=== WORK TO COMPLETE ===
Gather all lines in the entries that include the word "cried".

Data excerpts
|---|

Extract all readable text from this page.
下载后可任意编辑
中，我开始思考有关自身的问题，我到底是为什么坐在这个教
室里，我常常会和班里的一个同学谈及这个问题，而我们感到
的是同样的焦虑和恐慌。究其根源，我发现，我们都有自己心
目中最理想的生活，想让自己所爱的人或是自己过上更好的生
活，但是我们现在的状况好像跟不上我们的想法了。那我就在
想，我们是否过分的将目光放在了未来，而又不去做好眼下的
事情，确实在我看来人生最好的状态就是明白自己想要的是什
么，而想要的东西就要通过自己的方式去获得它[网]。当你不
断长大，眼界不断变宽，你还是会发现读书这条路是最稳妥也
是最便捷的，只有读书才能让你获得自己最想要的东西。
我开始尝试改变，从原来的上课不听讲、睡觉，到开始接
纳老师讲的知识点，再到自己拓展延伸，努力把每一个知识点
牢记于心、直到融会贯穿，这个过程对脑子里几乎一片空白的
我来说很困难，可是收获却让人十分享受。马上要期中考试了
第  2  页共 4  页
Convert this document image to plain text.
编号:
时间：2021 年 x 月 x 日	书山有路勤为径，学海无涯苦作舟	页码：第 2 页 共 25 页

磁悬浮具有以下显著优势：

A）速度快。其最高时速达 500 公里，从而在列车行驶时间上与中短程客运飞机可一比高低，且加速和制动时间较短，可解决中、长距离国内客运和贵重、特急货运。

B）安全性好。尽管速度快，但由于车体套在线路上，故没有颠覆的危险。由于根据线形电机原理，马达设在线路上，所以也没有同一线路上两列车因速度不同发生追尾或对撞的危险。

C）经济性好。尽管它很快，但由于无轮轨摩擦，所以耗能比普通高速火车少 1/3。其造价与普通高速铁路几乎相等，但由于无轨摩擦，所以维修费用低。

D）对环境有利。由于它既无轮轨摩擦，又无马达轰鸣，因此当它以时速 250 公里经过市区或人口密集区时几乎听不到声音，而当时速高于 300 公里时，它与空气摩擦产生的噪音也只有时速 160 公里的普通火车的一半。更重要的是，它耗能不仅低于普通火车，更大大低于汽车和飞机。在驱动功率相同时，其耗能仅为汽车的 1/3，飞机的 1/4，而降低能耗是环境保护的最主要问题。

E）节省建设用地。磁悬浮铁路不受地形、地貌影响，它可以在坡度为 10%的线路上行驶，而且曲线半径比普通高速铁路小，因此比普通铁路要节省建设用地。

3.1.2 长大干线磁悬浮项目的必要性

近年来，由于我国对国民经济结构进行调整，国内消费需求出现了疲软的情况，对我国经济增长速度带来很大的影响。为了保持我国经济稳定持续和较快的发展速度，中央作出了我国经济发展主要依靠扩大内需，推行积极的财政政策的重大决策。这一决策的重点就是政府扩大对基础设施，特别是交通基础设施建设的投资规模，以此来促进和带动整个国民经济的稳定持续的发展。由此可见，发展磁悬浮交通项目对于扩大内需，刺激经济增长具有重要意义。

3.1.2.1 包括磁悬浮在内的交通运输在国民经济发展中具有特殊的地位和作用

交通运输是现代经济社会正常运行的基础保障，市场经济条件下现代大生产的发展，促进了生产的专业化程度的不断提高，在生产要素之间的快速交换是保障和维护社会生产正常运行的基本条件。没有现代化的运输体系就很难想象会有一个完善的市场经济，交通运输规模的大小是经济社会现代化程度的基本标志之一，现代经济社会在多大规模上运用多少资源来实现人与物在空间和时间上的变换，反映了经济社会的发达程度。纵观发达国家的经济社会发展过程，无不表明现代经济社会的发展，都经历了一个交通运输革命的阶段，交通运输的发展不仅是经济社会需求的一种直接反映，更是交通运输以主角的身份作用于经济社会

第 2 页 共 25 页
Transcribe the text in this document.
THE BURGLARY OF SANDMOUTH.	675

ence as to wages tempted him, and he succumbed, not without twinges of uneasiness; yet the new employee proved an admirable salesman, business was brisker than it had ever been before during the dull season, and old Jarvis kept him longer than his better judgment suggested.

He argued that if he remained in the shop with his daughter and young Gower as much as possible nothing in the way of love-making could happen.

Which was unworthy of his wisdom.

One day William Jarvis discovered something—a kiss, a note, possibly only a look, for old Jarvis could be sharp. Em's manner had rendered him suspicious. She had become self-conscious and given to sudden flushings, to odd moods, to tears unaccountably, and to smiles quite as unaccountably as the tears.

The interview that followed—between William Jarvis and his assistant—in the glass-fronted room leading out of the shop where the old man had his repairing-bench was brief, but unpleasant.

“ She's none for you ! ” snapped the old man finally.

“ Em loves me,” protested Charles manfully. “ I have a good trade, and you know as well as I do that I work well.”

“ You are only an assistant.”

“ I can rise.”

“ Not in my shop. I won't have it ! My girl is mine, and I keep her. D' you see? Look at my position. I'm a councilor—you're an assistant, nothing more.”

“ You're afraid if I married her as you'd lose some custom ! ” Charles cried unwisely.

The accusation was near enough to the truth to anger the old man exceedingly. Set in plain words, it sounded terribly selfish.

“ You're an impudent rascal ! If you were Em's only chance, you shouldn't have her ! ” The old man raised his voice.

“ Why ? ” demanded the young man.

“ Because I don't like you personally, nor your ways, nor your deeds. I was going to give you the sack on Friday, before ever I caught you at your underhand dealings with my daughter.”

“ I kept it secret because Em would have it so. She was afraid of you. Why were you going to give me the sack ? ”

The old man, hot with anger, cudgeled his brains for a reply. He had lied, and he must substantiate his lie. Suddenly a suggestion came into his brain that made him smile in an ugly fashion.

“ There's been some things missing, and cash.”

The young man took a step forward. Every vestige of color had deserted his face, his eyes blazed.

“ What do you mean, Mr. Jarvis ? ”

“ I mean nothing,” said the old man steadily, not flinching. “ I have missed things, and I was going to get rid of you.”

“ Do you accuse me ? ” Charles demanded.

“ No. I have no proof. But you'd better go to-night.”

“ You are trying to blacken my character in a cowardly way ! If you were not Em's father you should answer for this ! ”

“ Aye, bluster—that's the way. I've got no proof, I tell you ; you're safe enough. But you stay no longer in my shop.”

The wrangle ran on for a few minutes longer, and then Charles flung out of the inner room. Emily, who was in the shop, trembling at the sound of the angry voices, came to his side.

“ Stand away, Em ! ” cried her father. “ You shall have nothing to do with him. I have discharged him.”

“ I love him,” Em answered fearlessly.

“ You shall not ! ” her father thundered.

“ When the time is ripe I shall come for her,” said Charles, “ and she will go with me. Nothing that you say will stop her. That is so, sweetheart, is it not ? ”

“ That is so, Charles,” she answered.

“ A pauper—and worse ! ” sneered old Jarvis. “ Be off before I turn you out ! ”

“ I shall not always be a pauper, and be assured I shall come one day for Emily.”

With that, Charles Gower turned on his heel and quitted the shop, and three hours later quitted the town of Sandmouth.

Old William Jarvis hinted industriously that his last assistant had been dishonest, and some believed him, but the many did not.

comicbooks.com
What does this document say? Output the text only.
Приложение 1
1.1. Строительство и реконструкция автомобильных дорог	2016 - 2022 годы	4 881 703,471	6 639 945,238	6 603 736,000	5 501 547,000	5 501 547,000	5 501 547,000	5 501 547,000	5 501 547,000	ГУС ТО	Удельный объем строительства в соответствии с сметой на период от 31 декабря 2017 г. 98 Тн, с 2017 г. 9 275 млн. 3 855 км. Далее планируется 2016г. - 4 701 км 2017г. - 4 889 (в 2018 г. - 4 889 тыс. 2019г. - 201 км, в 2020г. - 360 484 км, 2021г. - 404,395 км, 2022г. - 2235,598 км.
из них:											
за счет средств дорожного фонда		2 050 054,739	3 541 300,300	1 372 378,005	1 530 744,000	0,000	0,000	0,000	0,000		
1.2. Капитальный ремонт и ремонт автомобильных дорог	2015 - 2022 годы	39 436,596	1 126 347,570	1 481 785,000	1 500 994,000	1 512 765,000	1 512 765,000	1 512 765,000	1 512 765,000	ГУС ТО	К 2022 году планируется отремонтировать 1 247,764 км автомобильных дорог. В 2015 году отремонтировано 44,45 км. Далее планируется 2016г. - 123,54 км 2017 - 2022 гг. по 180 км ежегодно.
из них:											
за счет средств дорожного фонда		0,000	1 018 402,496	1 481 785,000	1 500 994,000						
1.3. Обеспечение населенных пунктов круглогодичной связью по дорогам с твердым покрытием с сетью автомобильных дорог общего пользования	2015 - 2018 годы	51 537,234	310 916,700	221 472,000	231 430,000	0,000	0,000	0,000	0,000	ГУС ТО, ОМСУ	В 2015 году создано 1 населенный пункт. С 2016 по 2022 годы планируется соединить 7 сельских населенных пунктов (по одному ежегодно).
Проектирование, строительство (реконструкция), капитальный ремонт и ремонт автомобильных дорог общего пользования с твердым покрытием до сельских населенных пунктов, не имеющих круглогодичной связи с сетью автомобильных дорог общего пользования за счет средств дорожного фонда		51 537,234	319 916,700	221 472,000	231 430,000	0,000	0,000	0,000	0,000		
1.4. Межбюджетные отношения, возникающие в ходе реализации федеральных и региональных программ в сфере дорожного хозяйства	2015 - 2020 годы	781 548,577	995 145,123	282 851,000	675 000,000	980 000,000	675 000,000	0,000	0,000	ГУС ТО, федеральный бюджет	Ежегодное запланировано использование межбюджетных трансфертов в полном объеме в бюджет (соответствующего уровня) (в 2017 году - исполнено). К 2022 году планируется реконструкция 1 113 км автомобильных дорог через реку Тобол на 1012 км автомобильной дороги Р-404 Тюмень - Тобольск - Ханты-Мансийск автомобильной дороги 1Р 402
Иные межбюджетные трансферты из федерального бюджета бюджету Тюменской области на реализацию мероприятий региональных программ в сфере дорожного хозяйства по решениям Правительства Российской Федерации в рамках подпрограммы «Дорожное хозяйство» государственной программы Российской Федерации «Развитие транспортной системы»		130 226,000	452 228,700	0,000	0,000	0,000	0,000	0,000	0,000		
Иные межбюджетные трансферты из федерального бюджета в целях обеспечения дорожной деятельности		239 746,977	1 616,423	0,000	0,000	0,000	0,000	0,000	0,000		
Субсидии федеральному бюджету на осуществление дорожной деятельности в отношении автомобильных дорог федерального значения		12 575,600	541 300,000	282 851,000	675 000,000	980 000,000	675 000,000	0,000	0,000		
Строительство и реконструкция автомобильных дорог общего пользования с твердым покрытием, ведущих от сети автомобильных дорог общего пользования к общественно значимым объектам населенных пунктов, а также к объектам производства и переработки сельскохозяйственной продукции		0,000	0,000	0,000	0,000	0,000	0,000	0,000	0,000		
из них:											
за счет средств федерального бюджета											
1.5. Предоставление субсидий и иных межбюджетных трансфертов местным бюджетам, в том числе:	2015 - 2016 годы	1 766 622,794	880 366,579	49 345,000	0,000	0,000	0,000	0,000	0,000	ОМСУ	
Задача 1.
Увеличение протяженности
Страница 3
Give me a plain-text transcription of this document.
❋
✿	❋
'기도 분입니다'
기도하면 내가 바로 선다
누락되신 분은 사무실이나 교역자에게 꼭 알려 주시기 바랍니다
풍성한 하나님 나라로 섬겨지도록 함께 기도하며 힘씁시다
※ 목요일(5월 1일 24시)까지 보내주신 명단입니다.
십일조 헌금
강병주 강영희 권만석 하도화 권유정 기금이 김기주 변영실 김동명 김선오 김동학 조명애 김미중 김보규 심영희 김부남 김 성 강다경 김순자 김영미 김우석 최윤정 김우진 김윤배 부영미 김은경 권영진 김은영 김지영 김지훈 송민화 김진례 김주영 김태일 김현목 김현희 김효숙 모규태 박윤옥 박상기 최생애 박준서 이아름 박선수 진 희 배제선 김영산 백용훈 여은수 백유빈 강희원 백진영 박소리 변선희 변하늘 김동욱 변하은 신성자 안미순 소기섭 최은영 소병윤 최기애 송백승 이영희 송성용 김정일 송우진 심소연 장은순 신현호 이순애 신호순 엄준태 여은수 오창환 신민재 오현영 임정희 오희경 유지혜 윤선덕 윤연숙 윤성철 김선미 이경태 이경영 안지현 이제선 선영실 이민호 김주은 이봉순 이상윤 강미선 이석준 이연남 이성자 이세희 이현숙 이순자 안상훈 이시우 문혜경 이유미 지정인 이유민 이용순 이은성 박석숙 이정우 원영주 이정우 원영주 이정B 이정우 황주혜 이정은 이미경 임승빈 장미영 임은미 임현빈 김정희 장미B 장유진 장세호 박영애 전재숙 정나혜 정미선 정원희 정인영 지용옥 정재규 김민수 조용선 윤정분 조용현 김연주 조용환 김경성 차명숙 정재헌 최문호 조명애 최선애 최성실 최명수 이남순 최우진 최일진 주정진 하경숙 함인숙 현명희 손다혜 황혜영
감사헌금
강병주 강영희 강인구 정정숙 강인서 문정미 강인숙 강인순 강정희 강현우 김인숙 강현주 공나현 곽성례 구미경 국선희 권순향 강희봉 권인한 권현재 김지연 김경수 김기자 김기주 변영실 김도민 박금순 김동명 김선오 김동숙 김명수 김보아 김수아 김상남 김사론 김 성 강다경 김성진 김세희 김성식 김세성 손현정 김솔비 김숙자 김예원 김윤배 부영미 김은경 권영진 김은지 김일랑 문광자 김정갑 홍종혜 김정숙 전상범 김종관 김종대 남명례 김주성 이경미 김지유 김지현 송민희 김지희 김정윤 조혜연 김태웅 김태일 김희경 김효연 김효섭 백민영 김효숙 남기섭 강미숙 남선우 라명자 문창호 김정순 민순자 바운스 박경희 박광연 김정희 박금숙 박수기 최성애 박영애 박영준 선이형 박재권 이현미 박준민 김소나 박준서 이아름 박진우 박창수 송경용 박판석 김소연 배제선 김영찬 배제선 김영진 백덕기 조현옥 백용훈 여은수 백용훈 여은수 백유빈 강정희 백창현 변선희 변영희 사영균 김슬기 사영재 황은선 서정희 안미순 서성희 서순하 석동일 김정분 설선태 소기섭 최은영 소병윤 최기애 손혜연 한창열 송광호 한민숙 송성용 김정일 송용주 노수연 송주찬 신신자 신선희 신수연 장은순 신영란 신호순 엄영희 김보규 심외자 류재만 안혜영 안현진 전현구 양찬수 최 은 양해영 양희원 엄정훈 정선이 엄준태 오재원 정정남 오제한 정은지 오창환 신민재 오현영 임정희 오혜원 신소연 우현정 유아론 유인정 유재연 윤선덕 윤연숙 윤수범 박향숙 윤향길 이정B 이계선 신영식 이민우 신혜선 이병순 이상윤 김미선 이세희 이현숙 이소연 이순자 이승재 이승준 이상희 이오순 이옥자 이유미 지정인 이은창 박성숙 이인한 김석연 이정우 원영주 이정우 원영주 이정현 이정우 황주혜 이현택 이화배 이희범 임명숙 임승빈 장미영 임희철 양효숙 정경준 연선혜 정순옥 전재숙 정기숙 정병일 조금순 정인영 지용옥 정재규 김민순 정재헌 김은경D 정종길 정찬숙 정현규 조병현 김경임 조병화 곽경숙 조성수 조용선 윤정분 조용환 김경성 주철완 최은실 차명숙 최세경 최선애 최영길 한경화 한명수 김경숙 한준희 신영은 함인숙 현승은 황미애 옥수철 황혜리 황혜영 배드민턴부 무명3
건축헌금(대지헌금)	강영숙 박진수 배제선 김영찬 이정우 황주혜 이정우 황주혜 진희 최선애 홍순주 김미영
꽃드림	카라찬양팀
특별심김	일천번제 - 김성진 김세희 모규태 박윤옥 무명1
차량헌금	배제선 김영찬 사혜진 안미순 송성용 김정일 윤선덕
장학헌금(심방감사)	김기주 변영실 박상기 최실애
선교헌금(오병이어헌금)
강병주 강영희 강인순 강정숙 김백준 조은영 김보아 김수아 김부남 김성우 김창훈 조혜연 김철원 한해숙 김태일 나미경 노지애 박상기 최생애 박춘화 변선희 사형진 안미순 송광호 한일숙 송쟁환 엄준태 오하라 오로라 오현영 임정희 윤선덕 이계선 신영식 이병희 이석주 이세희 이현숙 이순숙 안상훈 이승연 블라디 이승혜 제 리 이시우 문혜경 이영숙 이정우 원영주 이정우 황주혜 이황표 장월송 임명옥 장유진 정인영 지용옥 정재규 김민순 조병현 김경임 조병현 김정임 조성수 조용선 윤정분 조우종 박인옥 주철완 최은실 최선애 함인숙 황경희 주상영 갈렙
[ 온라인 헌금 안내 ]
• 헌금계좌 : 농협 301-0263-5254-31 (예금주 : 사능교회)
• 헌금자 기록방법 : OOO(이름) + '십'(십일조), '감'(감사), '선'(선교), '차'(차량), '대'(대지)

|---|

=== REPLY ===
“ You're afraid if I married her as you'd lose some custom ! ” Charles cried unwisely.
“ Stand away, Em ! ” cried her father. “ You shall have nothing to do with him. I have discharged him.”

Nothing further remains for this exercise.